| Written task |
Among the entries below, find the lines with "achievement" and copy them.

[Stored data entries]
-- begin --

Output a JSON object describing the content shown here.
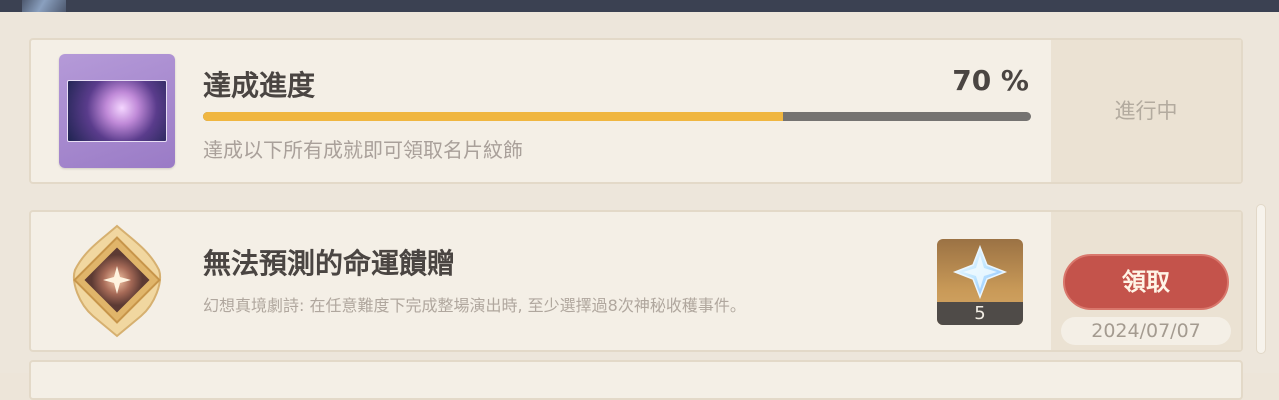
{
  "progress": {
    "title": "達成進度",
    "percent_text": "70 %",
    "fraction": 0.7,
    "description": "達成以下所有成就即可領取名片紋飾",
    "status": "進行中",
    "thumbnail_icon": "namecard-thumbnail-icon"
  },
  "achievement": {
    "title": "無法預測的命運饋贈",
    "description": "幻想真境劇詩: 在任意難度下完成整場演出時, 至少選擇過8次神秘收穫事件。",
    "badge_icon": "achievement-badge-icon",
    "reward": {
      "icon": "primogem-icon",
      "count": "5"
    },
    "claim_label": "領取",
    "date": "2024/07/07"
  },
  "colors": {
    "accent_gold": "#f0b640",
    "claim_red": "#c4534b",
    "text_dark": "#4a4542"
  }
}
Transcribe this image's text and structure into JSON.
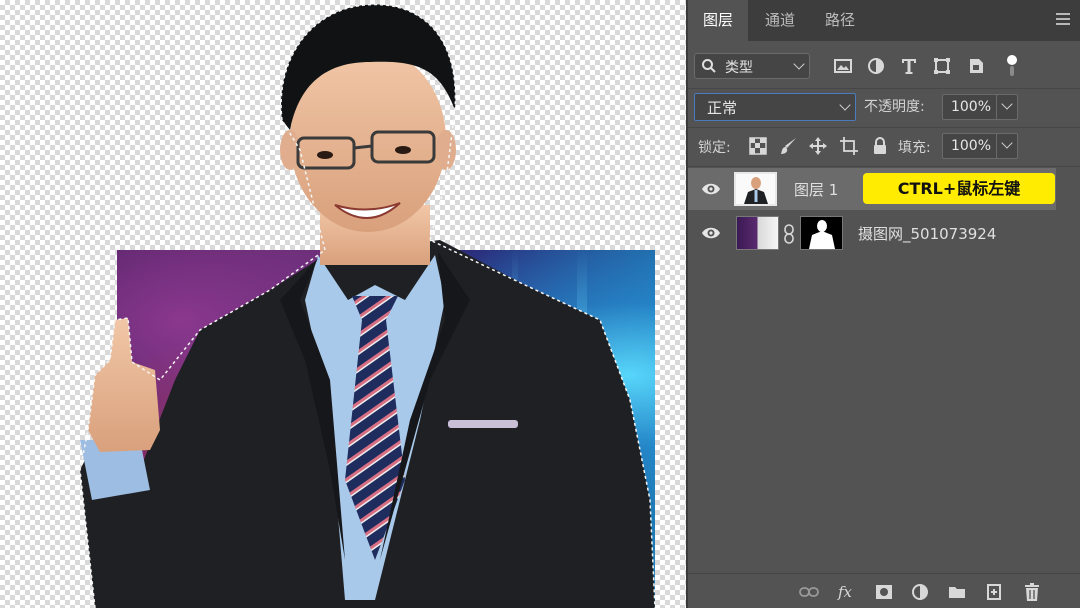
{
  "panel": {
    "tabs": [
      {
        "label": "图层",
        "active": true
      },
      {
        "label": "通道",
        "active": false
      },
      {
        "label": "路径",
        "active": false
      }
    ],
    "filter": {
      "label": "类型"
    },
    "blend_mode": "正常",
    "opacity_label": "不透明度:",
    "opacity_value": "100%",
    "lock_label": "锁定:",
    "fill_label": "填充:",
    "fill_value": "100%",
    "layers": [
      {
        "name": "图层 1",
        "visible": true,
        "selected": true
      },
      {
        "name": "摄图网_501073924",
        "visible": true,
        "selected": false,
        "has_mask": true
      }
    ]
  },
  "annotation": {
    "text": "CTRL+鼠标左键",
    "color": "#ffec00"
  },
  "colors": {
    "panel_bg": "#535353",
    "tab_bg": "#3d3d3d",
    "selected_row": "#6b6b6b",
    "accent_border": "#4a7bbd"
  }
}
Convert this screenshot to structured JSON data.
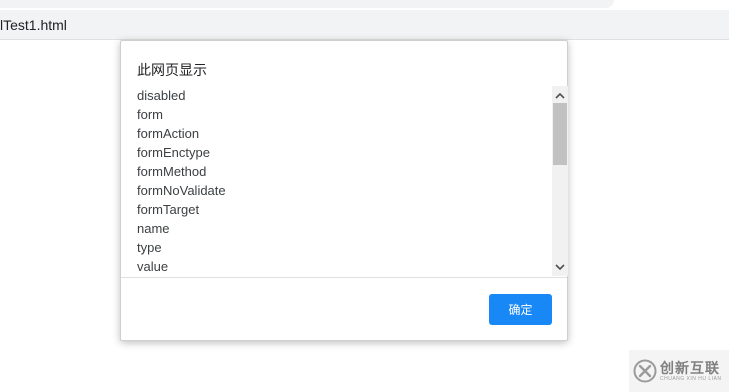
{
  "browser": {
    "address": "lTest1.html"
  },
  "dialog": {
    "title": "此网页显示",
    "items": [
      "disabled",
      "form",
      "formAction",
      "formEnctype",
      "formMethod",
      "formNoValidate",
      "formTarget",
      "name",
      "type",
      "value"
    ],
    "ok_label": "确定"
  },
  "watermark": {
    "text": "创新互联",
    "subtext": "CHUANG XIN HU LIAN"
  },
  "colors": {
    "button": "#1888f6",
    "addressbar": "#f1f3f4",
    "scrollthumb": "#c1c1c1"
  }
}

-- end --
-- begin --

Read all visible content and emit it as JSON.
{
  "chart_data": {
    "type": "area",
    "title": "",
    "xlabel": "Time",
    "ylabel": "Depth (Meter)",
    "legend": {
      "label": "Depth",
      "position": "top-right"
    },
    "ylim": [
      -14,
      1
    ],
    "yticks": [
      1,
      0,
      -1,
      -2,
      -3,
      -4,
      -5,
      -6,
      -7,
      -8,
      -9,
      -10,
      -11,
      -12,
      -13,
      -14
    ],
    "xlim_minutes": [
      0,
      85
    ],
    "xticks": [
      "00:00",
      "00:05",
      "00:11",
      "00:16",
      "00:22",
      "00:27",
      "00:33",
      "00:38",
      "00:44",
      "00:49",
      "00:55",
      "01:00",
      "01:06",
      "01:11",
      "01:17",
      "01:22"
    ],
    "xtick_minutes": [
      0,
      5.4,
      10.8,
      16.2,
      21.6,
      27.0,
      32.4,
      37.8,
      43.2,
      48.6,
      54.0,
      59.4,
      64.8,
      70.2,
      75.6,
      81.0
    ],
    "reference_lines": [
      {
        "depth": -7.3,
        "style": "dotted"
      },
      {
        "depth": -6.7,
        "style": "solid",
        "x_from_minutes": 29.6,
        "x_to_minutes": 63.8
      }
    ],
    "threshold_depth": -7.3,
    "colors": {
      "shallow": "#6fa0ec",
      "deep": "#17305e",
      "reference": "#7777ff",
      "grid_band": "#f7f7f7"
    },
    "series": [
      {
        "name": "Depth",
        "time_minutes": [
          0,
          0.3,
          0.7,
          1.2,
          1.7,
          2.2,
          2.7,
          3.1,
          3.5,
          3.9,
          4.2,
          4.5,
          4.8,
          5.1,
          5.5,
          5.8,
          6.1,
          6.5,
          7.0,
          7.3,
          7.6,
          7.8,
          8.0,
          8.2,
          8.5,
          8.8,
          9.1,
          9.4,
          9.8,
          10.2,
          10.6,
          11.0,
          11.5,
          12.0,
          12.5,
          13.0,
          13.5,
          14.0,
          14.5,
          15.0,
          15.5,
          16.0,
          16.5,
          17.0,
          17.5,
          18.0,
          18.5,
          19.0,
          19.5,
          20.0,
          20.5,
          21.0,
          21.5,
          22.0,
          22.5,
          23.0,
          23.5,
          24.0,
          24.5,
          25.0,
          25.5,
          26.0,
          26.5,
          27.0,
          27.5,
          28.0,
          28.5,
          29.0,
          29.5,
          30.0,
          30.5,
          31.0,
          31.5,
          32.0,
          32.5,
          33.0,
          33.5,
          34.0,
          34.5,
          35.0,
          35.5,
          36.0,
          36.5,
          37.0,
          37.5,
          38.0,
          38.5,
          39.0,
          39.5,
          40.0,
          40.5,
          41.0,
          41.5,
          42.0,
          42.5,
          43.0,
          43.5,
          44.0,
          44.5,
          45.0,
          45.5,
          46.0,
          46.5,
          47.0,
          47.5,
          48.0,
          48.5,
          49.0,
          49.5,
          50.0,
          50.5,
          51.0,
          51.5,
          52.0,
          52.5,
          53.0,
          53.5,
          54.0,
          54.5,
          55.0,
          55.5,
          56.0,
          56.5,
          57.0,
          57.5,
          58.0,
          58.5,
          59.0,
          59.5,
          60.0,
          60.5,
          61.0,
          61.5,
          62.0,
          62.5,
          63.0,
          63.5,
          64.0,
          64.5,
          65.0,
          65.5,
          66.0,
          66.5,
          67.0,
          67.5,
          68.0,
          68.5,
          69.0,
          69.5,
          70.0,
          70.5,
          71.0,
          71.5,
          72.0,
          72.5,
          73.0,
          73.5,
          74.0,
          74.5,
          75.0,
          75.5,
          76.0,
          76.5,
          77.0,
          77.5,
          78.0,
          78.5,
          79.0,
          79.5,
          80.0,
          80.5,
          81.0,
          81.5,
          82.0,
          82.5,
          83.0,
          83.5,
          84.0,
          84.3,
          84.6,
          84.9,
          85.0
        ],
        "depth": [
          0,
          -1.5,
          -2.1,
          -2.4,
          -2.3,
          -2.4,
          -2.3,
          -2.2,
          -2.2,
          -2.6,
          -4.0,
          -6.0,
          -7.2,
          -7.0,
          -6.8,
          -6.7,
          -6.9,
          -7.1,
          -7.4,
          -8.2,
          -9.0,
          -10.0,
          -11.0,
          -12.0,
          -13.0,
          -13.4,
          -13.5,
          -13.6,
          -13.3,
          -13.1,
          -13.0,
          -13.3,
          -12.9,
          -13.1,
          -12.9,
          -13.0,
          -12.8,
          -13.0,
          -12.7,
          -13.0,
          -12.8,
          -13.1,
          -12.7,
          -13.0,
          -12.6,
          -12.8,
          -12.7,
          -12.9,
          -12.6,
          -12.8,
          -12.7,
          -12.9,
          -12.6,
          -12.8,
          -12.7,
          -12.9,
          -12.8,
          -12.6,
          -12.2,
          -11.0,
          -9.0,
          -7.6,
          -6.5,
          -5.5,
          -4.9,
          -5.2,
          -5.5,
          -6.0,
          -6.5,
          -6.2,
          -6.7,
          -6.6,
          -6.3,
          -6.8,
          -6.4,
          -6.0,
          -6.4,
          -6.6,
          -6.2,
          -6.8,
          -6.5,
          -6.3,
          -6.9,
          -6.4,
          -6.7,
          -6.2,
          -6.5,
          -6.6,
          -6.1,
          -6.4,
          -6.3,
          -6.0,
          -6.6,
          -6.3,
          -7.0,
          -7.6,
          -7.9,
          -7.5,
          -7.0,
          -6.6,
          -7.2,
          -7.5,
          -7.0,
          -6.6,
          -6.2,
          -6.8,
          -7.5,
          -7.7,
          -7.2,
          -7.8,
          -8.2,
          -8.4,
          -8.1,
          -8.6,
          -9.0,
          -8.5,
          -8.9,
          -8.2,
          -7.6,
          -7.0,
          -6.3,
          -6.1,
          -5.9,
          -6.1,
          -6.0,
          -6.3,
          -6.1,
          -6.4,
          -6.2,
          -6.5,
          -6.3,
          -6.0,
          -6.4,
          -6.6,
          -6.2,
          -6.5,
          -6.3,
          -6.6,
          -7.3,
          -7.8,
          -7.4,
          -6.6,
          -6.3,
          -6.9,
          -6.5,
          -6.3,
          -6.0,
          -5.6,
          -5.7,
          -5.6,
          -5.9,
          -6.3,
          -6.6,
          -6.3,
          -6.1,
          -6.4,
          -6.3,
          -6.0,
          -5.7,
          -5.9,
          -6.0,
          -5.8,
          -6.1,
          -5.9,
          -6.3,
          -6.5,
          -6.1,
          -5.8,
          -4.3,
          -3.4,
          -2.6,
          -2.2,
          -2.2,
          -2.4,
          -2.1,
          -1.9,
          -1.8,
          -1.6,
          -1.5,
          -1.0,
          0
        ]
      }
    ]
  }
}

-- end --

| Response to the task |
  "achievement": {
    "badge_icon": "achievement-badge-icon",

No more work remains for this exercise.